▸ **What the task asks**:
Restate, word for word, all of the material shown below.
____________
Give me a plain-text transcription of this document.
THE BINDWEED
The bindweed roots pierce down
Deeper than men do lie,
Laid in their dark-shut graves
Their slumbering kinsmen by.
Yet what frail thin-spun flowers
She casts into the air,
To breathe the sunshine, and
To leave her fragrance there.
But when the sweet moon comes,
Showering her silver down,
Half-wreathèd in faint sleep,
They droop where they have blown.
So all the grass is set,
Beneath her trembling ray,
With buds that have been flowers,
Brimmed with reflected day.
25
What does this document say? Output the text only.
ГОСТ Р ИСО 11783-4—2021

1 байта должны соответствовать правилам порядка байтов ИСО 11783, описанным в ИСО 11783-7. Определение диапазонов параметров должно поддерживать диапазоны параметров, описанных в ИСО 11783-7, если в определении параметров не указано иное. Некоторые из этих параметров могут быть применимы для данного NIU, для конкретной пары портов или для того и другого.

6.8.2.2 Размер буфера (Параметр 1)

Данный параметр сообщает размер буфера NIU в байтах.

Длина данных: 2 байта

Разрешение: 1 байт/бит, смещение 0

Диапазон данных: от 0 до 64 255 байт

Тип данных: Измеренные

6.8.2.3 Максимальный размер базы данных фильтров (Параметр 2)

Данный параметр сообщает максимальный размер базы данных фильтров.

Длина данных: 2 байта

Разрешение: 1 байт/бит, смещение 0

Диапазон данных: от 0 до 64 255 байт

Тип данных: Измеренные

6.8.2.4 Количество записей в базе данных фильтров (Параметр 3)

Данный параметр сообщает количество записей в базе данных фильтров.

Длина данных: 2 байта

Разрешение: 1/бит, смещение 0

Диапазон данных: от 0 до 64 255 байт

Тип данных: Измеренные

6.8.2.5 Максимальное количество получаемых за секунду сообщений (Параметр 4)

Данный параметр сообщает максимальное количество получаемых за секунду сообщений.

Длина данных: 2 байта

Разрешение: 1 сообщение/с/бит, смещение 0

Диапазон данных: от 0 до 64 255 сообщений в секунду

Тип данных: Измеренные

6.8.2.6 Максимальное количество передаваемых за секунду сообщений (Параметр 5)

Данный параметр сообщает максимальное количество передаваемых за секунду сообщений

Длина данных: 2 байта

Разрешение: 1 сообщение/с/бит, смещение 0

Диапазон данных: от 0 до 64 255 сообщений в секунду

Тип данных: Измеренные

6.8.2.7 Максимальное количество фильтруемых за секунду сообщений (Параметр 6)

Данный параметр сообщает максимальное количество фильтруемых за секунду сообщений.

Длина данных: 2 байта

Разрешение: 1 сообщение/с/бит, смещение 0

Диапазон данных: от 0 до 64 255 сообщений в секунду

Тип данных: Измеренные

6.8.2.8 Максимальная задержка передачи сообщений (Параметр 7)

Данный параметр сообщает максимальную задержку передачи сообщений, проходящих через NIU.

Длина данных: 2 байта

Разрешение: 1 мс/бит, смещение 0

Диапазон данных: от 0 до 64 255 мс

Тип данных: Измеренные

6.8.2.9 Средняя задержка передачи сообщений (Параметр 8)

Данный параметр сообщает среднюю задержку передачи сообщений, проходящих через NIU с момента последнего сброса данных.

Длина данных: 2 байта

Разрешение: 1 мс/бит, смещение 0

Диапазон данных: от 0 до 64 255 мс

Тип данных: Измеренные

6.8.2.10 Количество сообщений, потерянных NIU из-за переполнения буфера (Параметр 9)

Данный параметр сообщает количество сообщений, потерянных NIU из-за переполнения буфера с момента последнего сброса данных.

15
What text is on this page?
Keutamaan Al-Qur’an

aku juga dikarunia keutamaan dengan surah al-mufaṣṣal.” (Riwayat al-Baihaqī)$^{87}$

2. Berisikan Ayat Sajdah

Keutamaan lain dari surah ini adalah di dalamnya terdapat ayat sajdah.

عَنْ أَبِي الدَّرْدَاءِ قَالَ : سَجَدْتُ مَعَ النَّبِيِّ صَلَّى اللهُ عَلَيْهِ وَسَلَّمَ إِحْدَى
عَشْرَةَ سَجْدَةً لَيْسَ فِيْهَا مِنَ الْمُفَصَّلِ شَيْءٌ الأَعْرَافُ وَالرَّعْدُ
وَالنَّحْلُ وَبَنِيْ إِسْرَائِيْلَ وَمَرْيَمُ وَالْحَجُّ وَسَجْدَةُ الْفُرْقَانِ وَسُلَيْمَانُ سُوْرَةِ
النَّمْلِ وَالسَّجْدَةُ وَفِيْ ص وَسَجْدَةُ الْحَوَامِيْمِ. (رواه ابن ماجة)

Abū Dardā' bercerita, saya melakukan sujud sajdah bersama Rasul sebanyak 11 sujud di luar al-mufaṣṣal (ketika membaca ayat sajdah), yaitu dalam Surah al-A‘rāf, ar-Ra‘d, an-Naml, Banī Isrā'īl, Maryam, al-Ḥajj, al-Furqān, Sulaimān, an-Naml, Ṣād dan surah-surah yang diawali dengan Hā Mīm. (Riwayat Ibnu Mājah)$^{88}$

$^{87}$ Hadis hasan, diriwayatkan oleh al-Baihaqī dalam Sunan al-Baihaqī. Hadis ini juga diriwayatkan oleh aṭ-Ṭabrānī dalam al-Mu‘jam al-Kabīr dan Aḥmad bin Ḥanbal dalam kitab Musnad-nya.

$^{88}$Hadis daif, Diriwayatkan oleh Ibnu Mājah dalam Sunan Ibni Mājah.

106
____________
▸ **Task result**:
Give me a plain-text transcription of this document.
THE BINDWEED
The bindweed roots pierce down
Deeper than men do lie,
Laid in their dark-shut graves
Their slumbering kinsmen by.
Yet what frail thin-spun flowers
She casts into the air,
To breathe the sunshine, and
To leave her fragrance there.
But when the sweet moon comes,
Showering her silver down,
Half-wreathèd in faint sleep,
They droop where they have blown.
So all the grass is set,
Beneath her trembling ray,
With buds that have been flowers,
Brimmed with reflected day.
25
What does this document say? Output the text only.
ГОСТ Р ИСО 11783-4—2021

1 байта должны соответствовать правилам порядка байтов ИСО 11783, описанным в ИСО 11783-7. Определение диапазонов параметров должно поддерживать диапазоны параметров, описанных в ИСО 11783-7, если в определении параметров не указано иное. Некоторые из этих параметров могут быть применимы для данного NIU, для конкретной пары портов или для того и другого.

6.8.2.2 Размер буфера (Параметр 1)

Данный параметр сообщает размер буфера NIU в байтах.

Длина данных: 2 байта

Разрешение: 1 байт/бит, смещение 0

Диапазон данных: от 0 до 64 255 байт

Тип данных: Измеренные

6.8.2.3 Максимальный размер базы данных фильтров (Параметр 2)

Данный параметр сообщает максимальный размер базы данных фильтров.

Длина данных: 2 байта

Разрешение: 1 байт/бит, смещение 0

Диапазон данных: от 0 до 64 255 байт

Тип данных: Измеренные

6.8.2.4 Количество записей в базе данных фильтров (Параметр 3)

Данный параметр сообщает количество записей в базе данных фильтров.

Длина данных: 2 байта

Разрешение: 1/бит, смещение 0

Диапазон данных: от 0 до 64 255 байт

Тип данных: Измеренные

6.8.2.5 Максимальное количество получаемых за секунду сообщений (Параметр 4)

Данный параметр сообщает максимальное количество получаемых за секунду сообщений.

Длина данных: 2 байта

Разрешение: 1 сообщение/с/бит, смещение 0

Диапазон данных: от 0 до 64 255 сообщений в секунду

Тип данных: Измеренные

6.8.2.6 Максимальное количество передаваемых за секунду сообщений (Параметр 5)

Данный параметр сообщает максимальное количество передаваемых за секунду сообщений

Длина данных: 2 байта

Разрешение: 1 сообщение/с/бит, смещение 0

Диапазон данных: от 0 до 64 255 сообщений в секунду

Тип данных: Измеренные

6.8.2.7 Максимальное количество фильтруемых за секунду сообщений (Параметр 6)

Данный параметр сообщает максимальное количество фильтруемых за секунду сообщений.

Длина данных: 2 байта

Разрешение: 1 сообщение/с/бит, смещение 0

Диапазон данных: от 0 до 64 255 сообщений в секунду

Тип данных: Измеренные

6.8.2.8 Максимальная задержка передачи сообщений (Параметр 7)

Данный параметр сообщает максимальную задержку передачи сообщений, проходящих через NIU.

Длина данных: 2 байта

Разрешение: 1 мс/бит, смещение 0

Диапазон данных: от 0 до 64 255 мс

Тип данных: Измеренные

6.8.2.9 Средняя задержка передачи сообщений (Параметр 8)

Данный параметр сообщает среднюю задержку передачи сообщений, проходящих через NIU с момента последнего сброса данных.

Длина данных: 2 байта

Разрешение: 1 мс/бит, смещение 0

Диапазон данных: от 0 до 64 255 мс

Тип данных: Измеренные

6.8.2.10 Количество сообщений, потерянных NIU из-за переполнения буфера (Параметр 9)

Данный параметр сообщает количество сообщений, потерянных NIU из-за переполнения буфера с момента последнего сброса данных.

15
What text is on this page?
Keutamaan Al-Qur’an

aku juga dikarunia keutamaan dengan surah al-mufaṣṣal.” (Riwayat al-Baihaqī)$^{87}$

2. Berisikan Ayat Sajdah

Keutamaan lain dari surah ini adalah di dalamnya terdapat ayat sajdah.

عَنْ أَبِي الدَّرْدَاءِ قَالَ : سَجَدْتُ مَعَ النَّبِيِّ صَلَّى اللهُ عَلَيْهِ وَسَلَّمَ إِحْدَى
عَشْرَةَ سَجْدَةً لَيْسَ فِيْهَا مِنَ الْمُفَصَّلِ شَيْءٌ الأَعْرَافُ وَالرَّعْدُ
وَالنَّحْلُ وَبَنِيْ إِسْرَائِيْلَ وَمَرْيَمُ وَالْحَجُّ وَسَجْدَةُ الْفُرْقَانِ وَسُلَيْمَانُ سُوْرَةِ
النَّمْلِ وَالسَّجْدَةُ وَفِيْ ص وَسَجْدَةُ الْحَوَامِيْمِ. (رواه ابن ماجة)

Abū Dardā' bercerita, saya melakukan sujud sajdah bersama Rasul sebanyak 11 sujud di luar al-mufaṣṣal (ketika membaca ayat sajdah), yaitu dalam Surah al-A‘rāf, ar-Ra‘d, an-Naml, Banī Isrā'īl, Maryam, al-Ḥajj, al-Furqān, Sulaimān, an-Naml, Ṣād dan surah-surah yang diawali dengan Hā Mīm. (Riwayat Ibnu Mājah)$^{88}$

$^{87}$ Hadis hasan, diriwayatkan oleh al-Baihaqī dalam Sunan al-Baihaqī. Hadis ini juga diriwayatkan oleh aṭ-Ṭabrānī dalam al-Mu‘jam al-Kabīr dan Aḥmad bin Ḥanbal dalam kitab Musnad-nya.

$^{88}$Hadis daif, Diriwayatkan oleh Ibnu Mājah dalam Sunan Ibni Mājah.

106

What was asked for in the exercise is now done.